◆ **Your objective**: Below you will find a set of lines. Repeat them all exactly.

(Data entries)
━━━

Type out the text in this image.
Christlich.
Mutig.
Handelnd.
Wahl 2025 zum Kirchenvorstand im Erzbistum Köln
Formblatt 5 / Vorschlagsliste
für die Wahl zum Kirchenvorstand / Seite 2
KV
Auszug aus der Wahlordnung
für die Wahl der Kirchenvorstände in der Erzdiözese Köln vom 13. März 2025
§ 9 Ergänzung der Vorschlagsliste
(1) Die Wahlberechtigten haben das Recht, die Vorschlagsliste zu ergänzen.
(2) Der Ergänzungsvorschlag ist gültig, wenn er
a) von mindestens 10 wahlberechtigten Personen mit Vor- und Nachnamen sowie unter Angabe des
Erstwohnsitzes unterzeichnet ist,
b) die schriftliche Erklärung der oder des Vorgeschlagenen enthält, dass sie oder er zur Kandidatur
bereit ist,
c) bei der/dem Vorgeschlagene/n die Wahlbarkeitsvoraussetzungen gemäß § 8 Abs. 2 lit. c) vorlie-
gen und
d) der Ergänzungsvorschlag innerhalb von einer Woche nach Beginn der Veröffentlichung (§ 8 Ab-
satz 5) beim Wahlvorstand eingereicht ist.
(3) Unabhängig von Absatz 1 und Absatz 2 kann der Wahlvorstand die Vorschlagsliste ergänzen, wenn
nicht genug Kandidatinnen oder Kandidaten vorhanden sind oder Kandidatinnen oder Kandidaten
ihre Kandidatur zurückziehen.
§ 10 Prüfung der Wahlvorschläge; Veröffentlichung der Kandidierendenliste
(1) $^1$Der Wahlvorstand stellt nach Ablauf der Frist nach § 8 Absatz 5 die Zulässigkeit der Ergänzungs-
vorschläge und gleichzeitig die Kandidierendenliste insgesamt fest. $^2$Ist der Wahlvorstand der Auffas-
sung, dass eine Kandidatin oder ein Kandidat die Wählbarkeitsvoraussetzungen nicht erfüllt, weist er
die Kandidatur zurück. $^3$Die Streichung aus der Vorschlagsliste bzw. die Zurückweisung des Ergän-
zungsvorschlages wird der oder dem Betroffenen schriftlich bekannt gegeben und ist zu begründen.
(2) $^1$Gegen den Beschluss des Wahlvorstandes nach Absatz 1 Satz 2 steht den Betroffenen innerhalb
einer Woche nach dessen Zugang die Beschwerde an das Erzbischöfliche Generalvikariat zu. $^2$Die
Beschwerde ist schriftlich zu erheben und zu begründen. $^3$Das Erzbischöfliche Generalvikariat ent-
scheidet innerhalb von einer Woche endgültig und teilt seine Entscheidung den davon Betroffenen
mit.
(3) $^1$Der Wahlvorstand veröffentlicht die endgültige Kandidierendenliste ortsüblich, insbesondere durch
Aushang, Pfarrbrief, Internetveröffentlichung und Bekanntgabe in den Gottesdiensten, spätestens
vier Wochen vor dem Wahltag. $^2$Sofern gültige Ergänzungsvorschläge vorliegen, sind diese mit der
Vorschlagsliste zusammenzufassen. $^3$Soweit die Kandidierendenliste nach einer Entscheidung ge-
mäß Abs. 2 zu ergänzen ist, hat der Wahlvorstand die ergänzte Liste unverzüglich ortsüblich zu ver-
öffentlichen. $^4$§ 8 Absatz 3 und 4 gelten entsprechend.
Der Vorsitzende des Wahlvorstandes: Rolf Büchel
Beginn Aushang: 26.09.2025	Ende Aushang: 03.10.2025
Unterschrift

━━━

◆ **Exercise result**:
Type out the text in this image.
Christlich.
Mutig.
Handelnd.
Wahl 2025 zum Kirchenvorstand im Erzbistum Köln
Formblatt 5 / Vorschlagsliste
für die Wahl zum Kirchenvorstand / Seite 2
KV
Auszug aus der Wahlordnung
für die Wahl der Kirchenvorstände in der Erzdiözese Köln vom 13. März 2025
§ 9 Ergänzung der Vorschlagsliste
(1) Die Wahlberechtigten haben das Recht, die Vorschlagsliste zu ergänzen.
(2) Der Ergänzungsvorschlag ist gültig, wenn er
a) von mindestens 10 wahlberechtigten Personen mit Vor- und Nachnamen sowie unter Angabe des
Erstwohnsitzes unterzeichnet ist,
b) die schriftliche Erklärung der oder des Vorgeschlagenen enthält, dass sie oder er zur Kandidatur
bereit ist,
c) bei der/dem Vorgeschlagene/n die Wahlbarkeitsvoraussetzungen gemäß § 8 Abs. 2 lit. c) vorlie-
gen und
d) der Ergänzungsvorschlag innerhalb von einer Woche nach Beginn der Veröffentlichung (§ 8 Ab-
satz 5) beim Wahlvorstand eingereicht ist.
(3) Unabhängig von Absatz 1 und Absatz 2 kann der Wahlvorstand die Vorschlagsliste ergänzen, wenn
nicht genug Kandidatinnen oder Kandidaten vorhanden sind oder Kandidatinnen oder Kandidaten
ihre Kandidatur zurückziehen.
§ 10 Prüfung der Wahlvorschläge; Veröffentlichung der Kandidierendenliste
(1) $^1$Der Wahlvorstand stellt nach Ablauf der Frist nach § 8 Absatz 5 die Zulässigkeit der Ergänzungs-
vorschläge und gleichzeitig die Kandidierendenliste insgesamt fest. $^2$Ist der Wahlvorstand der Auffas-
sung, dass eine Kandidatin oder ein Kandidat die Wählbarkeitsvoraussetzungen nicht erfüllt, weist er
die Kandidatur zurück. $^3$Die Streichung aus der Vorschlagsliste bzw. die Zurückweisung des Ergän-
zungsvorschlages wird der oder dem Betroffenen schriftlich bekannt gegeben und ist zu begründen.
(2) $^1$Gegen den Beschluss des Wahlvorstandes nach Absatz 1 Satz 2 steht den Betroffenen innerhalb
einer Woche nach dessen Zugang die Beschwerde an das Erzbischöfliche Generalvikariat zu. $^2$Die
Beschwerde ist schriftlich zu erheben und zu begründen. $^3$Das Erzbischöfliche Generalvikariat ent-
scheidet innerhalb von einer Woche endgültig und teilt seine Entscheidung den davon Betroffenen
mit.
(3) $^1$Der Wahlvorstand veröffentlicht die endgültige Kandidierendenliste ortsüblich, insbesondere durch
Aushang, Pfarrbrief, Internetveröffentlichung und Bekanntgabe in den Gottesdiensten, spätestens
vier Wochen vor dem Wahltag. $^2$Sofern gültige Ergänzungsvorschläge vorliegen, sind diese mit der
Vorschlagsliste zusammenzufassen. $^3$Soweit die Kandidierendenliste nach einer Entscheidung ge-
mäß Abs. 2 zu ergänzen ist, hat der Wahlvorstand die ergänzte Liste unverzüglich ortsüblich zu ver-
öffentlichen. $^4$§ 8 Absatz 3 und 4 gelten entsprechend.
Der Vorsitzende des Wahlvorstandes: Rolf Büchel
Beginn Aushang: 26.09.2025	Ende Aushang: 03.10.2025
Unterschrift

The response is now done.